Take the data that follows and retype it word for word.

[Start of Records]

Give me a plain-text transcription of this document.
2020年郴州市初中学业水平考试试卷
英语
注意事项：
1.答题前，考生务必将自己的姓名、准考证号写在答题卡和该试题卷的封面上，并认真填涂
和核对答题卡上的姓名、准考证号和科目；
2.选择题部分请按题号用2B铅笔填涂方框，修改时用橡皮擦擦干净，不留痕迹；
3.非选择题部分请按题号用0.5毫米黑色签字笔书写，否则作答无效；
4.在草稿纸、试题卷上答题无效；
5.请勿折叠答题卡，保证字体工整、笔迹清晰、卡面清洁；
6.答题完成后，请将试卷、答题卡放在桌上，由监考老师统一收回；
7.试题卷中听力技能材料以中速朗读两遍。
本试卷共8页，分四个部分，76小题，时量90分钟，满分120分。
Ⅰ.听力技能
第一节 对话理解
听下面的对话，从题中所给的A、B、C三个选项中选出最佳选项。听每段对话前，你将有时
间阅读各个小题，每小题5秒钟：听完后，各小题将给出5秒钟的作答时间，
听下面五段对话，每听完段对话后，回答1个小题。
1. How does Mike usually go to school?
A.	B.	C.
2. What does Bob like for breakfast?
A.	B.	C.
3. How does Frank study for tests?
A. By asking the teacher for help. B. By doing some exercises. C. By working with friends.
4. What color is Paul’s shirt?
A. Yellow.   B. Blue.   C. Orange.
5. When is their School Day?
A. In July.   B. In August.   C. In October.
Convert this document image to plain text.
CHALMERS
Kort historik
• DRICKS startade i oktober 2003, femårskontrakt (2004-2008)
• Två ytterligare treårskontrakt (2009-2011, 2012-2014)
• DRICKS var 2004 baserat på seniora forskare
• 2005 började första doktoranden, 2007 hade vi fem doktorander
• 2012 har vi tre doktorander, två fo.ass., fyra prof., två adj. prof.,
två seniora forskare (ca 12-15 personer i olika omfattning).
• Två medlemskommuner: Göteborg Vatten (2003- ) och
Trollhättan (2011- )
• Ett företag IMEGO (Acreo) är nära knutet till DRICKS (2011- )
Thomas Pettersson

[End of Records]

> Solution to this exercise:
Give me a plain-text transcription of this document.
2020年郴州市初中学业水平考试试卷
英语
注意事项：
1.答题前，考生务必将自己的姓名、准考证号写在答题卡和该试题卷的封面上，并认真填涂
和核对答题卡上的姓名、准考证号和科目；
2.选择题部分请按题号用2B铅笔填涂方框，修改时用橡皮擦擦干净，不留痕迹；
3.非选择题部分请按题号用0.5毫米黑色签字笔书写，否则作答无效；
4.在草稿纸、试题卷上答题无效；
5.请勿折叠答题卡，保证字体工整、笔迹清晰、卡面清洁；
6.答题完成后，请将试卷、答题卡放在桌上，由监考老师统一收回；
7.试题卷中听力技能材料以中速朗读两遍。
本试卷共8页，分四个部分，76小题，时量90分钟，满分120分。
Ⅰ.听力技能
第一节 对话理解
听下面的对话，从题中所给的A、B、C三个选项中选出最佳选项。听每段对话前，你将有时
间阅读各个小题，每小题5秒钟：听完后，各小题将给出5秒钟的作答时间，
听下面五段对话，每听完段对话后，回答1个小题。
1. How does Mike usually go to school?
A.	B.	C.
2. What does Bob like for breakfast?
A.	B.	C.
3. How does Frank study for tests?
A. By asking the teacher for help. B. By doing some exercises. C. By working with friends.
4. What color is Paul’s shirt?
A. Yellow.   B. Blue.   C. Orange.
5. When is their School Day?
A. In July.   B. In August.   C. In October.
Convert this document image to plain text.
CHALMERS
Kort historik
• DRICKS startade i oktober 2003, femårskontrakt (2004-2008)
• Två ytterligare treårskontrakt (2009-2011, 2012-2014)
• DRICKS var 2004 baserat på seniora forskare
• 2005 började första doktoranden, 2007 hade vi fem doktorander
• 2012 har vi tre doktorander, två fo.ass., fyra prof., två adj. prof.,
två seniora forskare (ca 12-15 personer i olika omfattning).
• Två medlemskommuner: Göteborg Vatten (2003- ) och
Trollhättan (2011- )
• Ett företag IMEGO (Acreo) är nära knutet till DRICKS (2011- )
Thomas Pettersson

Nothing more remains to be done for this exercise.